## Task objective
Filter the entries, keeping every line with the word "fariseos".

Records from a dataset
○ ○ ○ ○

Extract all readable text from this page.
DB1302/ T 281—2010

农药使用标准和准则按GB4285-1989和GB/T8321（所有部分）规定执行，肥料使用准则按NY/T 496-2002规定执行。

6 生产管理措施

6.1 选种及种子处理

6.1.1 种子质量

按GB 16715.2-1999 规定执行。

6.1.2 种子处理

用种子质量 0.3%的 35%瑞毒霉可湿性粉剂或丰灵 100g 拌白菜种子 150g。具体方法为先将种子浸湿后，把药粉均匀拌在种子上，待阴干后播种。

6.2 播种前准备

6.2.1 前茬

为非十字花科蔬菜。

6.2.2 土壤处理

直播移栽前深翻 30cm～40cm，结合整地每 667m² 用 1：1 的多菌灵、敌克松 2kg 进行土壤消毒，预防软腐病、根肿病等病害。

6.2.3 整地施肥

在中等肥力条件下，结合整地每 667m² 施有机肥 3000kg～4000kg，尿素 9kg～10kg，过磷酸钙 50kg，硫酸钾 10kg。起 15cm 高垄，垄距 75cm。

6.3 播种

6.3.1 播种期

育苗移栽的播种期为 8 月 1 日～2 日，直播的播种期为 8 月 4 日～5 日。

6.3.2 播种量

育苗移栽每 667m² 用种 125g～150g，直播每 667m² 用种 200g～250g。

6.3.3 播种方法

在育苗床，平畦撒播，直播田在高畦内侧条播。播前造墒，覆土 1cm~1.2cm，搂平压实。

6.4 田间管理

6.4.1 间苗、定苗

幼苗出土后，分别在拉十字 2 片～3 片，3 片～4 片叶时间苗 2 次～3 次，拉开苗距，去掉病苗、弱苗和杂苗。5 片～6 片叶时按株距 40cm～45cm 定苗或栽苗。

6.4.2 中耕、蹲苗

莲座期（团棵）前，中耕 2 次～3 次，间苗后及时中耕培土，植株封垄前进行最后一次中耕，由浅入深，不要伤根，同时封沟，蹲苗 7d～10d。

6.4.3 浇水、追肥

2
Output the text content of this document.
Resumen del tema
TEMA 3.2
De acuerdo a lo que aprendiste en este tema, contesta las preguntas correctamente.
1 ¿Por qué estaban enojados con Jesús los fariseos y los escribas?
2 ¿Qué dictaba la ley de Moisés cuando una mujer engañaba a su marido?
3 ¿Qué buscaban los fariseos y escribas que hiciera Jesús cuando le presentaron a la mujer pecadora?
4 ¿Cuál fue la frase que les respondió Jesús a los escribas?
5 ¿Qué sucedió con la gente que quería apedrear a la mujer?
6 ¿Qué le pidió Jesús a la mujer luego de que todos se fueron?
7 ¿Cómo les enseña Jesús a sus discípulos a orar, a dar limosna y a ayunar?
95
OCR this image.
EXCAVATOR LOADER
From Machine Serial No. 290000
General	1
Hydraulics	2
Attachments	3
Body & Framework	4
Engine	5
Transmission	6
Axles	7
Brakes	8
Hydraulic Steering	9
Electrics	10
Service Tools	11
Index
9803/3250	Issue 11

○ ○ ○ ○

## Solution to this problem
1 ¿Por qué estaban enojados con Jesús los fariseos y los escribas?
3 ¿Qué buscaban los fariseos y escribas que hiciera Jesús cuando le presentaron a la mujer pecadora?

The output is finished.